> To be done: Are you able to retype all the records below exactly?

Excerpts from a figure dataset:

____

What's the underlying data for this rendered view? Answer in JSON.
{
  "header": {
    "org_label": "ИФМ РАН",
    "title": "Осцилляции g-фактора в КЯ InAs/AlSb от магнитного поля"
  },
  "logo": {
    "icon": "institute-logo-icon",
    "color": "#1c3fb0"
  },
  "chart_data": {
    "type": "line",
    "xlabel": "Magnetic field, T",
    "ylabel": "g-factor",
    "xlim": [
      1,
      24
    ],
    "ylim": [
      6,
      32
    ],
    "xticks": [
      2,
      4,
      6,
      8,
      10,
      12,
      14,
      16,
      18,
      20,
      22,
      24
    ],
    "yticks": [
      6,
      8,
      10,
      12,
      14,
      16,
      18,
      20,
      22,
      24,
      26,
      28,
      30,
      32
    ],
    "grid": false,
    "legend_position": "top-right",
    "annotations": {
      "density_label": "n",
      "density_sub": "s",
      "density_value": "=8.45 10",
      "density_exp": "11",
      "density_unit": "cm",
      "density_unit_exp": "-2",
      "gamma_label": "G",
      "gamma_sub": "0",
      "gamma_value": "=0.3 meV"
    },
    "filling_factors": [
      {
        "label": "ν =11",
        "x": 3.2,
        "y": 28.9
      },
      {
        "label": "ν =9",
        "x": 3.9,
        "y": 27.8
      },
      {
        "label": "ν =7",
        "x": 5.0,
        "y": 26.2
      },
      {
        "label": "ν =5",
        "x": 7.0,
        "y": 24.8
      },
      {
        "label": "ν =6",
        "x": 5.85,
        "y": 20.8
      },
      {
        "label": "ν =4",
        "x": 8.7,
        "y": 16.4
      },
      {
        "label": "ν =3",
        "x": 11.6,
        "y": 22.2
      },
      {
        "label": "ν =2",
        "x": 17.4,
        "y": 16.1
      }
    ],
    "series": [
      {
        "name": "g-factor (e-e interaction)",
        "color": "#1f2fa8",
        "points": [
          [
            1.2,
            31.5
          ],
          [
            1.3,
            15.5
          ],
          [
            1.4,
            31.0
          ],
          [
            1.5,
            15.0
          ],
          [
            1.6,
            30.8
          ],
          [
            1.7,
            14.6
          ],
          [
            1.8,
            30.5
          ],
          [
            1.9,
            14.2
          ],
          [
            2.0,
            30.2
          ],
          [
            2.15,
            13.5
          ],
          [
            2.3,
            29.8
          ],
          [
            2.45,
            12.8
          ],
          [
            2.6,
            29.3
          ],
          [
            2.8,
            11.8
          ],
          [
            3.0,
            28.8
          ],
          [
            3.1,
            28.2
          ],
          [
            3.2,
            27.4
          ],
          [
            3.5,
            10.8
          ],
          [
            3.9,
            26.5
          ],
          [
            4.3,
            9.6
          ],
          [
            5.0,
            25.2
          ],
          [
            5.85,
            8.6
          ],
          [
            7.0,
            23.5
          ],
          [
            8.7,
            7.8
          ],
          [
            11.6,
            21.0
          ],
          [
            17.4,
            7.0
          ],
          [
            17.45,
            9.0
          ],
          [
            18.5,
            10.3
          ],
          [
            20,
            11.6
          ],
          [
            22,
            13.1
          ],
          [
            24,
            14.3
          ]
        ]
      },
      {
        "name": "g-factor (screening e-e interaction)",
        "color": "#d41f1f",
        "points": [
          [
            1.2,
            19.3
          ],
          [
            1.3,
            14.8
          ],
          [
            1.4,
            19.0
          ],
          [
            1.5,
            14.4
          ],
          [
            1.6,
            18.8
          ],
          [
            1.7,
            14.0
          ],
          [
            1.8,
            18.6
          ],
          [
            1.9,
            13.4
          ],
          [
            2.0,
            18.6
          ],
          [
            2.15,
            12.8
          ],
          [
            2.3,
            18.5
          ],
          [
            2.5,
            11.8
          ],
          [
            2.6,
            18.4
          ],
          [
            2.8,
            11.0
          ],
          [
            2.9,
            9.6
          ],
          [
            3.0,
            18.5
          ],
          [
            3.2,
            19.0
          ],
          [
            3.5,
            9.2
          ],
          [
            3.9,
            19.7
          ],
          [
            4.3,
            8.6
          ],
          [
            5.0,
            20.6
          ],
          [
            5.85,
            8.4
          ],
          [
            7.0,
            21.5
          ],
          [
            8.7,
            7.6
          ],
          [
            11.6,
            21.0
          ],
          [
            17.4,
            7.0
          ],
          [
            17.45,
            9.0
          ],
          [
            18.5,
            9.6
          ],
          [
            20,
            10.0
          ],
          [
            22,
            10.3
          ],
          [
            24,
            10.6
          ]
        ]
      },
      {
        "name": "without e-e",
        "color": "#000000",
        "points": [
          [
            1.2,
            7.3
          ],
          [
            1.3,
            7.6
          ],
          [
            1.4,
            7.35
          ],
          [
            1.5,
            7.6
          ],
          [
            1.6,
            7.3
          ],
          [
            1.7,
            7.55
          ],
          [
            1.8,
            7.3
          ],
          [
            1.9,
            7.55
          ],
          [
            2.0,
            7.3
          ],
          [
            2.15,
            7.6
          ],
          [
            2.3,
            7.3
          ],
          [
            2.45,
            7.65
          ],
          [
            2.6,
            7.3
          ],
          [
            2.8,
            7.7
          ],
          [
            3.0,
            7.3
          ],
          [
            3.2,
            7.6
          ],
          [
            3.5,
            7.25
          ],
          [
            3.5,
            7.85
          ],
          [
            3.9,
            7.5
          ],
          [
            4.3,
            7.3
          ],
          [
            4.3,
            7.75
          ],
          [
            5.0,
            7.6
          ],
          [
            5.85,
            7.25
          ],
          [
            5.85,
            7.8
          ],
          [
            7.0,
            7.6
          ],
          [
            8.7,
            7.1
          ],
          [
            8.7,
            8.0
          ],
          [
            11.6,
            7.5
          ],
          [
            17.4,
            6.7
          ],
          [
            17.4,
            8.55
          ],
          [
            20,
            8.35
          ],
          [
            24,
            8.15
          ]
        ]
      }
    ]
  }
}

____

> Solution to the problem:
What's the underlying data for this rendered view? Answer in JSON.
{
  "header": {
    "org_label": "ИФМ РАН",
    "title": "Осцилляции g-фактора в КЯ InAs/AlSb от магнитного поля"
  },
  "logo": {
    "icon": "institute-logo-icon",
    "color": "#1c3fb0"
  },
  "chart_data": {
    "type": "line",
    "xlabel": "Magnetic field, T",
    "ylabel": "g-factor",
    "xlim": [
      1,
      24
    ],
    "ylim": [
      6,
      32
    ],
    "xticks": [
      2,
      4,
      6,
      8,
      10,
      12,
      14,
      16,
      18,
      20,
      22,
      24
    ],
    "yticks": [
      6,
      8,
      10,
      12,
      14,
      16,
      18,
      20,
      22,
      24,
      26,
      28,
      30,
      32
    ],
    "grid": false,
    "legend_position": "top-right",
    "annotations": {
      "density_label": "n",
      "density_sub": "s",
      "density_value": "=8.45 10",
      "density_exp": "11",
      "density_unit": "cm",
      "density_unit_exp": "-2",
      "gamma_label": "G",
      "gamma_sub": "0",
      "gamma_value": "=0.3 meV"
    },
    "filling_factors": [
      {
        "label": "ν =11",
        "x": 3.2,
        "y": 28.9
      },
      {
        "label": "ν =9",
        "x": 3.9,
        "y": 27.8
      },
      {
        "label": "ν =7",
        "x": 5.0,
        "y": 26.2
      },
      {
        "label": "ν =5",
        "x": 7.0,
        "y": 24.8
      },
      {
        "label": "ν =6",
        "x": 5.85,
        "y": 20.8
      },
      {
        "label": "ν =4",
        "x": 8.7,
        "y": 16.4
      },
      {
        "label": "ν =3",
        "x": 11.6,
        "y": 22.2
      },
      {
        "label": "ν =2",
        "x": 17.4,
        "y": 16.1
      }
    ],
    "series": [
      {
        "name": "g-factor (e-e interaction)",
        "color": "#1f2fa8",
        "points": [
          [
            1.2,
            31.5
          ],
          [
            1.3,
            15.5
          ],
          [
            1.4,
            31.0
          ],
          [
            1.5,
            15.0
          ],
          [
            1.6,
            30.8
          ],
          [
            1.7,
            14.6
          ],
          [
            1.8,
            30.5
          ],
          [
            1.9,
            14.2
          ],
          [
            2.0,
            30.2
          ],
          [
            2.15,
            13.5
          ],
          [
            2.3,
            29.8
          ],
          [
            2.45,
            12.8
          ],
          [
            2.6,
            29.3
          ],
          [
            2.8,
            11.8
          ],
          [
            3.0,
            28.8
          ],
          [
            3.1,
            28.2
          ],
          [
            3.2,
            27.4
          ],
          [
            3.5,
            10.8
          ],
          [
            3.9,
            26.5
          ],
          [
            4.3,
            9.6
          ],
          [
            5.0,
            25.2
          ],
          [
            5.85,
            8.6
          ],
          [
            7.0,
            23.5
          ],
          [
            8.7,
            7.8
          ],
          [
            11.6,
            21.0
          ],
          [
            17.4,
            7.0
          ],
          [
            17.45,
            9.0
          ],
          [
            18.5,
            10.3
          ],
          [
            20,
            11.6
          ],
          [
            22,
            13.1
          ],
          [
            24,
            14.3
          ]
        ]
      },
      {
        "name": "g-factor (screening e-e interaction)",
        "color": "#d41f1f",
        "points": [
          [
            1.2,
            19.3
          ],
          [
            1.3,
            14.8
          ],
          [
            1.4,
            19.0
          ],
          [
            1.5,
            14.4
          ],
          [
            1.6,
            18.8
          ],
          [
            1.7,
            14.0
          ],
          [
            1.8,
            18.6
          ],
          [
            1.9,
            13.4
          ],
          [
            2.0,
            18.6
          ],
          [
            2.15,
            12.8
          ],
          [
            2.3,
            18.5
          ],
          [
            2.5,
            11.8
          ],
          [
            2.6,
            18.4
          ],
          [
            2.8,
            11.0
          ],
          [
            2.9,
            9.6
          ],
          [
            3.0,
            18.5
          ],
          [
            3.2,
            19.0
          ],
          [
            3.5,
            9.2
          ],
          [
            3.9,
            19.7
          ],
          [
            4.3,
            8.6
          ],
          [
            5.0,
            20.6
          ],
          [
            5.85,
            8.4
          ],
          [
            7.0,
            21.5
          ],
          [
            8.7,
            7.6
          ],
          [
            11.6,
            21.0
          ],
          [
            17.4,
            7.0
          ],
          [
            17.45,
            9.0
          ],
          [
            18.5,
            9.6
          ],
          [
            20,
            10.0
          ],
          [
            22,
            10.3
          ],
          [
            24,
            10.6
          ]
        ]
      },
      {
        "name": "without e-e",
        "color": "#000000",
        "points": [
          [
            1.2,
            7.3
          ],
          [
            1.3,
            7.6
          ],
          [
            1.4,
            7.35
          ],
          [
            1.5,
            7.6
          ],
          [
            1.6,
            7.3
          ],
          [
            1.7,
            7.55
          ],
          [
            1.8,
            7.3
          ],
          [
            1.9,
            7.55
          ],
          [
            2.0,
            7.3
          ],
          [
            2.15,
            7.6
          ],
          [
            2.3,
            7.3
          ],
          [
            2.45,
            7.65
          ],
          [
            2.6,
            7.3
          ],
          [
            2.8,
            7.7
          ],
          [
            3.0,
            7.3
          ],
          [
            3.2,
            7.6
          ],
          [
            3.5,
            7.25
          ],
          [
            3.5,
            7.85
          ],
          [
            3.9,
            7.5
          ],
          [
            4.3,
            7.3
          ],
          [
            4.3,
            7.75
          ],
          [
            5.0,
            7.6
          ],
          [
            5.85,
            7.25
          ],
          [
            5.85,
            7.8
          ],
          [
            7.0,
            7.6
          ],
          [
            8.7,
            7.1
          ],
          [
            8.7,
            8.0
          ],
          [
            11.6,
            7.5
          ],
          [
            17.4,
            6.7
          ],
          [
            17.4,
            8.55
          ],
          [
            20,
            8.35
          ],
          [
            24,
            8.15
          ]
        ]
      }
    ]
  }
}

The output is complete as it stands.